### CHALLENGE
Copy every line from the material below that holds "Variance".

### Extracted records
^^^^^^^^

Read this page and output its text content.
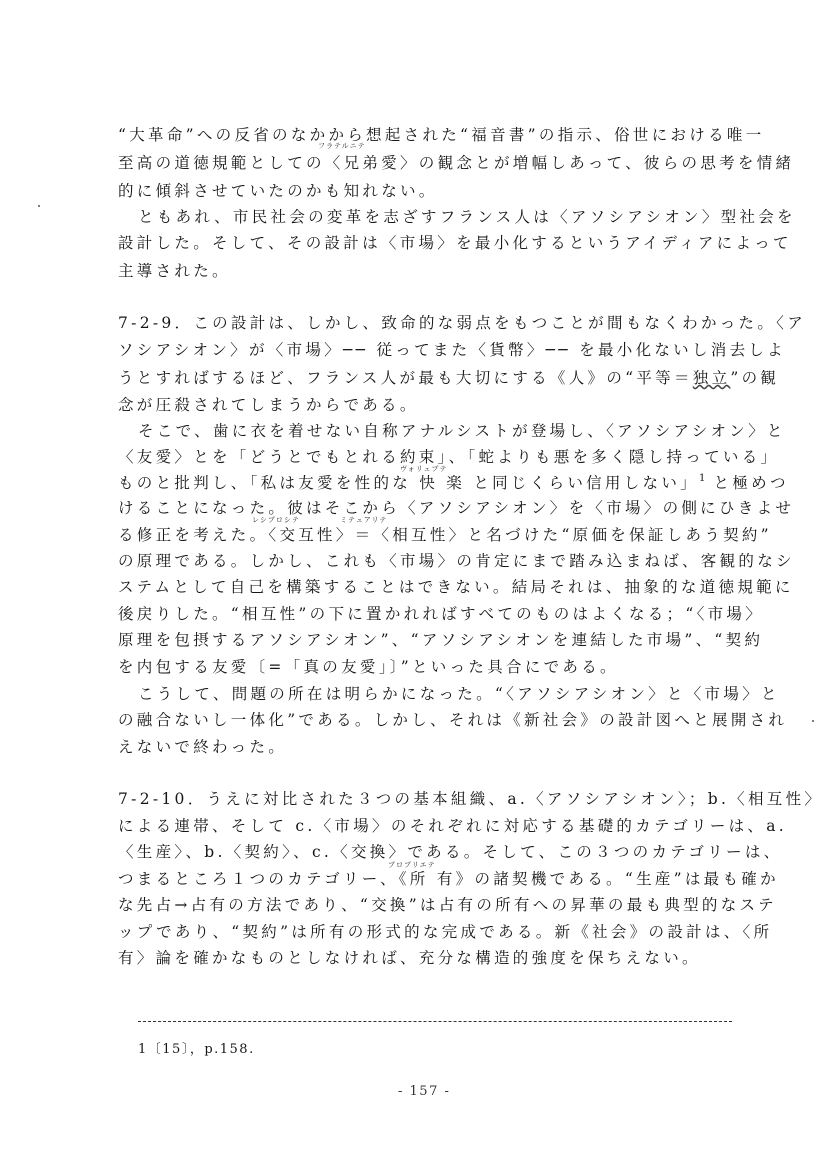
“大革命”への反省のなかから想起された“福音書”の指示、俗世における唯一
フラテルニテ
至高の道徳規範としての〈兄弟愛〉の観念とが増幅しあって、彼らの思考を情緒
的に傾斜させていたのかも知れない。
ともあれ、市民社会の変革を志ざすフランス人は〈アソシアシオン〉型社会を
設計した。そして、その設計は〈市場〉を最小化するというアイディアによって
主導された。
7-2-9．この設計は、しかし、致命的な弱点をもつことが間もなくわかった。〈ア
ソシアシオン〉が〈市場〉── 従ってまた〈貨幣〉── を最小化ないし消去しよ
うとすればするほど、フランス人が最も大切にする《人》の“平等＝独立”の観
念が圧殺されてしまうからである。
そこで、歯に衣を着せない自称アナルシストが登場し、〈アソシアシオン〉と
〈友愛〉とを「どうとでもとれる約束」、「蛇よりも悪を多く隠し持っている」
ヴォリュプテ
ものと批判し、「私は友愛を性的な 快 楽 と同じくらい信用しない」$^1$ と極めつ
けることになった。彼はそこから〈アソシアシオン〉を〈市場〉の側にひきよせ
レシプロシテ	ミテュアリテ
る修正を考えた。〈交互性〉＝〈相互性〉と名づけた“原価を保証しあう契約”
の原理である。しかし、これも〈市場〉の肯定にまで踏み込まねば、客観的なシ
ステムとして自己を構築することはできない。結局それは、抽象的な道徳規範に
後戻りした。“相互性”の下に置かれればすべてのものはよくなる；“〈市場〉
原理を包摂するアソシアシオン”、“アソシアシオンを連結した市場”、“契約
を内包する友愛〔=「真の友愛」〕”といった具合にである。
こうして、問題の所在は明らかになった。“〈アソシアシオン〉と〈市場〉と
の融合ないし一体化”である。しかし、それは《新社会》の設計図へと展開され
えないで終わった。
7-2-10．うえに対比された３つの基本組織、a.〈アソシアシオン〉；b.〈相互性〉
による連帯、そして c.〈市場〉のそれぞれに対応する基礎的カテゴリーは、a.
〈生産〉、b.〈契約〉、c.〈交換〉である。そして、この３つのカテゴリーは、
プロプリエテ
つまるところ１つのカテゴリー、《所 有》の諸契機である。“生産”は最も確か
な先占→占有の方法であり、“交換”は占有の所有への昇華の最も典型的なステ
ップであり、“契約”は所有の形式的な完成である。新《社会》の設計は、〈所
有〉論を確かなものとしなければ、充分な構造的強度を保ちえない。
1〔15〕，p.158.
- 157 -
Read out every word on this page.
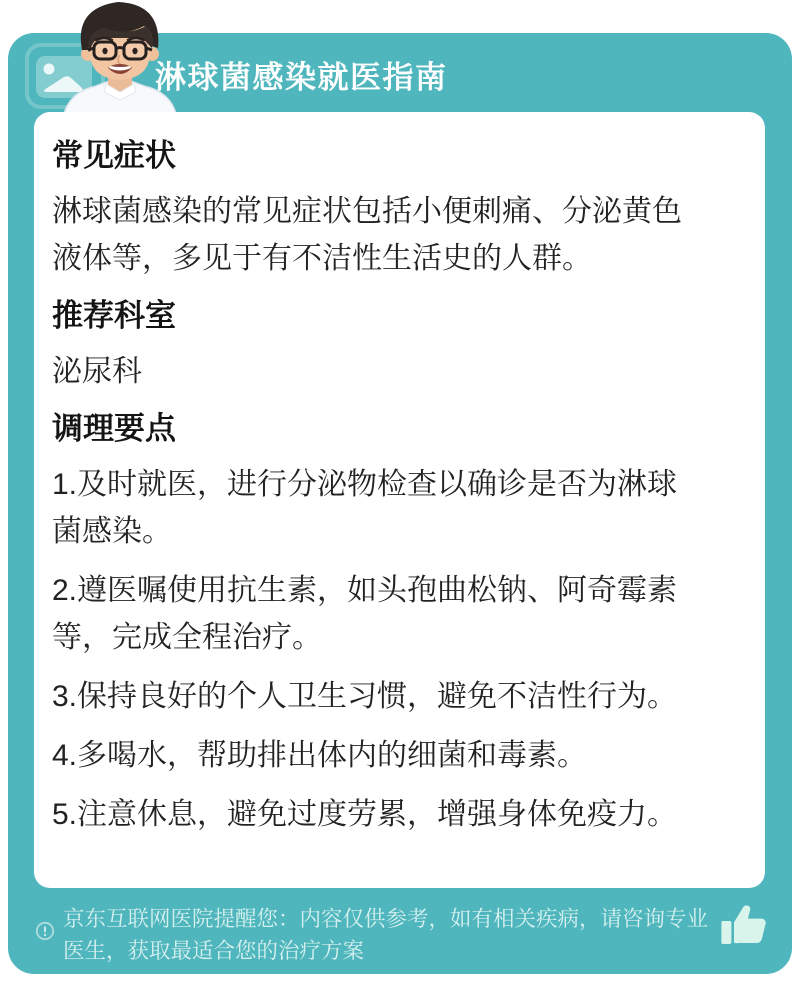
淋球菌感染就医指南
常见症状

淋球菌感染的常见症状包括小便刺痛、分泌黄色
液体等，多见于有不洁性生活史的人群。

推荐科室

泌尿科

调理要点

1.及时就医，进行分泌物检查以确诊是否为淋球
菌感染。

2.遵医嘱使用抗生素，如头孢曲松钠、阿奇霉素
等，完成全程治疗。

3.保持良好的个人卫生习惯，避免不洁性行为。

4.多喝水，帮助排出体内的细菌和毒素。

5.注意休息，避免过度劳累，增强身体免疫力。

京东互联网医院提醒您：内容仅供参考，如有相关疾病，请咨询专业
医生，获取最适合您的治疗方案
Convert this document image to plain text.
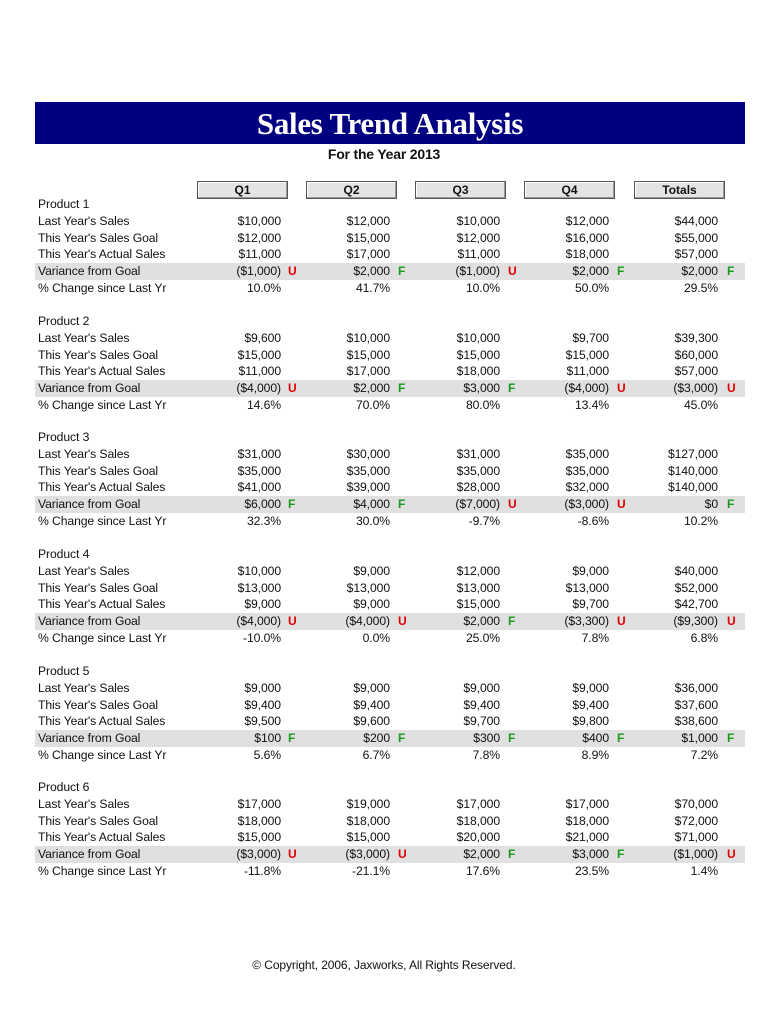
Sales Trend Analysis
For the Year 2013
Q1	Q2	Q3	Q4	Totals
Product 1
Last Year's Sales	$10,000	$12,000	$10,000	$12,000	$44,000
This Year's Sales Goal	$12,000	$15,000	$12,000	$16,000	$55,000
This Year's Actual Sales	$11,000	$17,000	$11,000	$18,000	$57,000
Variance from Goal	($1,000) U	$2,000 F	($1,000) U	$2,000 F	$2,000 F
% Change since Last Yr	10.0%	41.7%	10.0%	50.0%	29.5%
Product 2
Last Year's Sales	$9,600	$10,000	$10,000	$9,700	$39,300
This Year's Sales Goal	$15,000	$15,000	$15,000	$15,000	$60,000
This Year's Actual Sales	$11,000	$17,000	$18,000	$11,000	$57,000
Variance from Goal	($4,000) U	$2,000 F	$3,000 F	($4,000) U	($3,000) U
% Change since Last Yr	14.6%	70.0%	80.0%	13.4%	45.0%
Product 3
Last Year's Sales	$31,000	$30,000	$31,000	$35,000	$127,000
This Year's Sales Goal	$35,000	$35,000	$35,000	$35,000	$140,000
This Year's Actual Sales	$41,000	$39,000	$28,000	$32,000	$140,000
Variance from Goal	$6,000 F	$4,000 F	($7,000) U	($3,000) U	$0 F
% Change since Last Yr	32.3%	30.0%	-9.7%	-8.6%	10.2%
Product 4
Last Year's Sales	$10,000	$9,000	$12,000	$9,000	$40,000
This Year's Sales Goal	$13,000	$13,000	$13,000	$13,000	$52,000
This Year's Actual Sales	$9,000	$9,000	$15,000	$9,700	$42,700
Variance from Goal	($4,000) U	($4,000) U	$2,000 F	($3,300) U	($9,300) U
% Change since Last Yr	-10.0%	0.0%	25.0%	7.8%	6.8%
Product 5
Last Year's Sales	$9,000	$9,000	$9,000	$9,000	$36,000
This Year's Sales Goal	$9,400	$9,400	$9,400	$9,400	$37,600
This Year's Actual Sales	$9,500	$9,600	$9,700	$9,800	$38,600
Variance from Goal	$100 F	$200 F	$300 F	$400 F	$1,000 F
% Change since Last Yr	5.6%	6.7%	7.8%	8.9%	7.2%
Product 6
Last Year's Sales	$17,000	$19,000	$17,000	$17,000	$70,000
This Year's Sales Goal	$18,000	$18,000	$18,000	$18,000	$72,000
This Year's Actual Sales	$15,000	$15,000	$20,000	$21,000	$71,000
Variance from Goal	($3,000) U	($3,000) U	$2,000 F	$3,000 F	($1,000) U
% Change since Last Yr	-11.8%	-21.1%	17.6%	23.5%	1.4%
© Copyright, 2006, Jaxworks, All Rights Reserved.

^^^^^^^^

### RESPONSE BELOW
Variance from Goal	($1,000) U	$2,000 F	($1,000) U	$2,000 F	$2,000 F
Variance from Goal	($4,000) U	$2,000 F	$3,000 F	($4,000) U	($3,000) U
Variance from Goal	$6,000 F	$4,000 F	($7,000) U	($3,000) U	$0 F
Variance from Goal	($4,000) U	($4,000) U	$2,000 F	($3,300) U	($9,300) U
Variance from Goal	$100 F	$200 F	$300 F	$400 F	$1,000 F
Variance from Goal	($3,000) U	($3,000) U	$2,000 F	$3,000 F	($1,000) U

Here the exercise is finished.